───── Rows

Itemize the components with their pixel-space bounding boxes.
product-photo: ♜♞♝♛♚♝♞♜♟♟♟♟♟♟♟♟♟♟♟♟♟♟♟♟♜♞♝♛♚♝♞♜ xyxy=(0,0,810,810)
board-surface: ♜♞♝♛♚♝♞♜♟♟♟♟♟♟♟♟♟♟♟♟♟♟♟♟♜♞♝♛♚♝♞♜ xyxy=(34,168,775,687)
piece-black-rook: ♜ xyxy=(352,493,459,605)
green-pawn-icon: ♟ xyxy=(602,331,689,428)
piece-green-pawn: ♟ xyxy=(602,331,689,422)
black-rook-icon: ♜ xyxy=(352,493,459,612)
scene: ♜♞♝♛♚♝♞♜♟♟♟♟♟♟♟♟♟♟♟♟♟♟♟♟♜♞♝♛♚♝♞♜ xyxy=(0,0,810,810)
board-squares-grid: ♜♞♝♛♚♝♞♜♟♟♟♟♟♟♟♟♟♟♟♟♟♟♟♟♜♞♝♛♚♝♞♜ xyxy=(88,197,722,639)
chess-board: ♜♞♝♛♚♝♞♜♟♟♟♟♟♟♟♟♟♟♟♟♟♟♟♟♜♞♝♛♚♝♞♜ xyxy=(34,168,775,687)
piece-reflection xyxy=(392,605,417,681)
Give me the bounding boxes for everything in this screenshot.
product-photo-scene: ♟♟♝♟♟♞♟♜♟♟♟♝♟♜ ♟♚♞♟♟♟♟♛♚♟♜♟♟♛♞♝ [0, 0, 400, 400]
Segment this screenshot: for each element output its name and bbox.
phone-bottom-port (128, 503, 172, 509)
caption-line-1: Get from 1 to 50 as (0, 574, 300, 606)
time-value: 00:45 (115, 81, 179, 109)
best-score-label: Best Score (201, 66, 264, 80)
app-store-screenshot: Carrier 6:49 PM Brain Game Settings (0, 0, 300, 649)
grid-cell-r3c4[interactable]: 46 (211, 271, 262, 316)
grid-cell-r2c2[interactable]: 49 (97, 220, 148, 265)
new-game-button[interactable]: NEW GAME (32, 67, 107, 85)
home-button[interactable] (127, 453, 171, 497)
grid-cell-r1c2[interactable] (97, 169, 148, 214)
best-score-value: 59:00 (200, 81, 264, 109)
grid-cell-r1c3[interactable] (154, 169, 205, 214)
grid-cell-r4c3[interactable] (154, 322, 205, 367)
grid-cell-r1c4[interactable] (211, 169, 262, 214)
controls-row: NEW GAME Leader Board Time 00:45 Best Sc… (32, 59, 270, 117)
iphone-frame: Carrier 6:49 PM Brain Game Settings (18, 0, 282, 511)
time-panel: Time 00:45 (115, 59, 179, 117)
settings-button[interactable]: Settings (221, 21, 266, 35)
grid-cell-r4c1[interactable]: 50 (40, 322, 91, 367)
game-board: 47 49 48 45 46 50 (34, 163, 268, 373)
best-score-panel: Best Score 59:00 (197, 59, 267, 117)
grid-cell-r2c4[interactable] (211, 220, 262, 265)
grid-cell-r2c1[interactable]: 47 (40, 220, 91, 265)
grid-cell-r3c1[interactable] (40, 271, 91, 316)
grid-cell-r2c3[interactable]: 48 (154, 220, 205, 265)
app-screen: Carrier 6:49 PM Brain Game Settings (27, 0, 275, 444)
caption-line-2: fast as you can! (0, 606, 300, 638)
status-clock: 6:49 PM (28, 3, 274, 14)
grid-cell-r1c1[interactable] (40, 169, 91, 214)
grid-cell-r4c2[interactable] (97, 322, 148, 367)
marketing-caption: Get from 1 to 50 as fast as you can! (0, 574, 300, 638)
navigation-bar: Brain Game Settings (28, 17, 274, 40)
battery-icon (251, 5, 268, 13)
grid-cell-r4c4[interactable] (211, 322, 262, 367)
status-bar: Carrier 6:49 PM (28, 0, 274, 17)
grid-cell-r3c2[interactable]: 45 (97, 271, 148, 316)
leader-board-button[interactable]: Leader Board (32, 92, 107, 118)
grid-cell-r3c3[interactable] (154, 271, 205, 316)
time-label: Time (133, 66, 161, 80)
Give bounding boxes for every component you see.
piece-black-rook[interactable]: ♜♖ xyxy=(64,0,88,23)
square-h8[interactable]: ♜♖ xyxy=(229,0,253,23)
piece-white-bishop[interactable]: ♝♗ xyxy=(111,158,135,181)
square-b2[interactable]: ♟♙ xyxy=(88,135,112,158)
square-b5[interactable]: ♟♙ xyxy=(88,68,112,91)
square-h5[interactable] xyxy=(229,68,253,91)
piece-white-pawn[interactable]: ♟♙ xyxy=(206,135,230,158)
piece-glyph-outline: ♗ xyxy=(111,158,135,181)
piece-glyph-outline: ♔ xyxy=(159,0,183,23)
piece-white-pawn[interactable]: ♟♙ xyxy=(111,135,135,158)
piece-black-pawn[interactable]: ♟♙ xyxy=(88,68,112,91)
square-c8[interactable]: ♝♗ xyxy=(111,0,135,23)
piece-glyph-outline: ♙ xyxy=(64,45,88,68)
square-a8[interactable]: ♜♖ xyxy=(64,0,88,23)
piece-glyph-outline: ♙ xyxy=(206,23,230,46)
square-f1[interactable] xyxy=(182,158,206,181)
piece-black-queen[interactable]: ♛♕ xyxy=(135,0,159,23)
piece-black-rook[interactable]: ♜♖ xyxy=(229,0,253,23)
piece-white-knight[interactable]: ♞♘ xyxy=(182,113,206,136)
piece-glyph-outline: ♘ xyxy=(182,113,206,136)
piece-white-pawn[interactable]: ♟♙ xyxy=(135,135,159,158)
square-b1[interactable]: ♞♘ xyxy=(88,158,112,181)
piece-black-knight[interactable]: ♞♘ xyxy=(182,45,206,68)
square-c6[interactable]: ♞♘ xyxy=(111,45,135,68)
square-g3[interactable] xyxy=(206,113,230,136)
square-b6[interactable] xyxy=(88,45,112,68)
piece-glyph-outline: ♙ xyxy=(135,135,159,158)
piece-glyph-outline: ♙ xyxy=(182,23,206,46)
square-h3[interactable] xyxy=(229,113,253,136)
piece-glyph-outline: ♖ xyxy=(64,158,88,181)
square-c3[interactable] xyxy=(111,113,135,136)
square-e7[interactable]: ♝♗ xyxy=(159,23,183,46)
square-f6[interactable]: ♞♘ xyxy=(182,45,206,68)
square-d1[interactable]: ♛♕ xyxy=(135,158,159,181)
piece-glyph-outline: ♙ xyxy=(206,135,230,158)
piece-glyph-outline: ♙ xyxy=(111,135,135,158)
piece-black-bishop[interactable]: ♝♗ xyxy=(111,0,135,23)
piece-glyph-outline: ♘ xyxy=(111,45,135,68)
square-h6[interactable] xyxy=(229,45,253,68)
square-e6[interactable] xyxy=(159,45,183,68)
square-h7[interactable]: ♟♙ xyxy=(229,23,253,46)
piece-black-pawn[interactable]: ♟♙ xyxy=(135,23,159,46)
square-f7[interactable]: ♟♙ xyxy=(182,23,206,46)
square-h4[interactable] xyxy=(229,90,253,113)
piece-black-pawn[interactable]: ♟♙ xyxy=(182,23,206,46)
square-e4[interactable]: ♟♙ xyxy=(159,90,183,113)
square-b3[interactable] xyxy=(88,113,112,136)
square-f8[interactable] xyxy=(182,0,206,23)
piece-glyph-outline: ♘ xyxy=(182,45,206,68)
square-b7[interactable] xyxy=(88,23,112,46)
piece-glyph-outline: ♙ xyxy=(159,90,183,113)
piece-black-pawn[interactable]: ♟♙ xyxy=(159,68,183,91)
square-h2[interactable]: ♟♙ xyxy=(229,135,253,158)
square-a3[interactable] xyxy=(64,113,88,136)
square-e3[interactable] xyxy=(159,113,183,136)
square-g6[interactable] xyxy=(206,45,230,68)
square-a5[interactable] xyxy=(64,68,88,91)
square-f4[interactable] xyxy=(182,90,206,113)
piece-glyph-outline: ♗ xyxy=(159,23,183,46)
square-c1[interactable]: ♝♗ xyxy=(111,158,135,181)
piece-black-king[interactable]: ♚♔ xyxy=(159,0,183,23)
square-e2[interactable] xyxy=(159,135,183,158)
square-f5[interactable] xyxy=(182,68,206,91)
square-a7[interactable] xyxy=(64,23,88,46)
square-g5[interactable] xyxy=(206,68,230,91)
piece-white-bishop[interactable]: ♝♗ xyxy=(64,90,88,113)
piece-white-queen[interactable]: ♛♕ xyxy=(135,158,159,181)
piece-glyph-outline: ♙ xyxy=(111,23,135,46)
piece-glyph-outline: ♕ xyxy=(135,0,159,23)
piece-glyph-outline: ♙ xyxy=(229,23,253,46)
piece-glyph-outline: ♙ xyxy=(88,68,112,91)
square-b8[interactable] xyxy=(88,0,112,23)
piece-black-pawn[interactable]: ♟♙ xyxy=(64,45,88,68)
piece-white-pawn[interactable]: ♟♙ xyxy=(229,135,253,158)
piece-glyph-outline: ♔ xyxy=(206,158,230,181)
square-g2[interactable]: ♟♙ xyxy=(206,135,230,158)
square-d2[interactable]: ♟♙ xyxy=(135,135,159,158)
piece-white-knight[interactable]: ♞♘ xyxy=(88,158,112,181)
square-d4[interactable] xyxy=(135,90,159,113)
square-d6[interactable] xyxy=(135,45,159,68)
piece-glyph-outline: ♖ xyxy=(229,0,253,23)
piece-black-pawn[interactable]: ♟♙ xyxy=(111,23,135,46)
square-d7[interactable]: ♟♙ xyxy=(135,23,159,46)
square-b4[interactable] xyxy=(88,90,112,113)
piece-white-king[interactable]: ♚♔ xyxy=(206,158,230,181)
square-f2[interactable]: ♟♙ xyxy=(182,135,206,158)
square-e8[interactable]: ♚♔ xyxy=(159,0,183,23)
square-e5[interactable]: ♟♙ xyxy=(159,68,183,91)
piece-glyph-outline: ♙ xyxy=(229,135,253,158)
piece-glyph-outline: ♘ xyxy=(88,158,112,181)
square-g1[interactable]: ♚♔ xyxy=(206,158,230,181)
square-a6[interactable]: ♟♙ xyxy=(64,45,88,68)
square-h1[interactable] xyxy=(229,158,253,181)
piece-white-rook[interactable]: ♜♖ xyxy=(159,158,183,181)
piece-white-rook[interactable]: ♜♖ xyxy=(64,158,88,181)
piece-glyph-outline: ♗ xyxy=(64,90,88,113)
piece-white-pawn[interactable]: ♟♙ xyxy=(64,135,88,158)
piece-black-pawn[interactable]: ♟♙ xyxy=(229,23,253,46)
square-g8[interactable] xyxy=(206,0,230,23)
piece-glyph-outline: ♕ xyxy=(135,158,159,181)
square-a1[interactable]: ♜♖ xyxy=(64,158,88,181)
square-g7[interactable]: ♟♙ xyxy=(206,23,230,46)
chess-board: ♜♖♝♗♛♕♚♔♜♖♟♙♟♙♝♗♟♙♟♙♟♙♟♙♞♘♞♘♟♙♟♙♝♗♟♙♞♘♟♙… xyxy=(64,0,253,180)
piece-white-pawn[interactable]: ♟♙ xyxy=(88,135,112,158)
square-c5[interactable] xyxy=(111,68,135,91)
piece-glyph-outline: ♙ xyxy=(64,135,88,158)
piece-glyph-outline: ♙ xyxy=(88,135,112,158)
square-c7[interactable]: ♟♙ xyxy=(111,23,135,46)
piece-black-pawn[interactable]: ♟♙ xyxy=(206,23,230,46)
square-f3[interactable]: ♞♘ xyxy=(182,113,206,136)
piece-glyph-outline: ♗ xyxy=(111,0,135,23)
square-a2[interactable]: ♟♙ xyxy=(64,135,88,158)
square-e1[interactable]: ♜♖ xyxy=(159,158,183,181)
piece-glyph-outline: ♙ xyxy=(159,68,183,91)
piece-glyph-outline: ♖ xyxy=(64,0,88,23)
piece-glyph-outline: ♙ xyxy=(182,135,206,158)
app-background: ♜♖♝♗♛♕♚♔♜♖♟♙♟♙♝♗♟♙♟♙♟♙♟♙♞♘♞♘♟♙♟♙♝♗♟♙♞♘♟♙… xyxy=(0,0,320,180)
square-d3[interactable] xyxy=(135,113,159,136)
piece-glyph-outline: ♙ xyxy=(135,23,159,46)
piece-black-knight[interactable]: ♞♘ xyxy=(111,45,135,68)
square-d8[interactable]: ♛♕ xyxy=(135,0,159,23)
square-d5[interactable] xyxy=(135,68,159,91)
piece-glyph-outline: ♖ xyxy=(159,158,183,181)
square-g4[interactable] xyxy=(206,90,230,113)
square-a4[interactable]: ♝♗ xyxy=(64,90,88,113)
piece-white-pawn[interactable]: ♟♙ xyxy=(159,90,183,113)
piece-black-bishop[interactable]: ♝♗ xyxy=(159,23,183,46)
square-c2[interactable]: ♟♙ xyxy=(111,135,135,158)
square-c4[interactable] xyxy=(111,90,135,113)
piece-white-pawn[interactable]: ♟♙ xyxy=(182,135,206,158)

──────────

**Direction:** Retype the items from the very first line up to and including the line that contains "piece-black-rook: ♜ xyxy=(352,493,459,605)", keeping every character unchanged.

**Solution to the exercise:**
Itemize the components with their pixel-space bounding boxes.
product-photo: ♜♞♝♛♚♝♞♜♟♟♟♟♟♟♟♟♟♟♟♟♟♟♟♟♜♞♝♛♚♝♞♜ xyxy=(0,0,810,810)
board-surface: ♜♞♝♛♚♝♞♜♟♟♟♟♟♟♟♟♟♟♟♟♟♟♟♟♜♞♝♛♚♝♞♜ xyxy=(34,168,775,687)
piece-black-rook: ♜ xyxy=(352,493,459,605)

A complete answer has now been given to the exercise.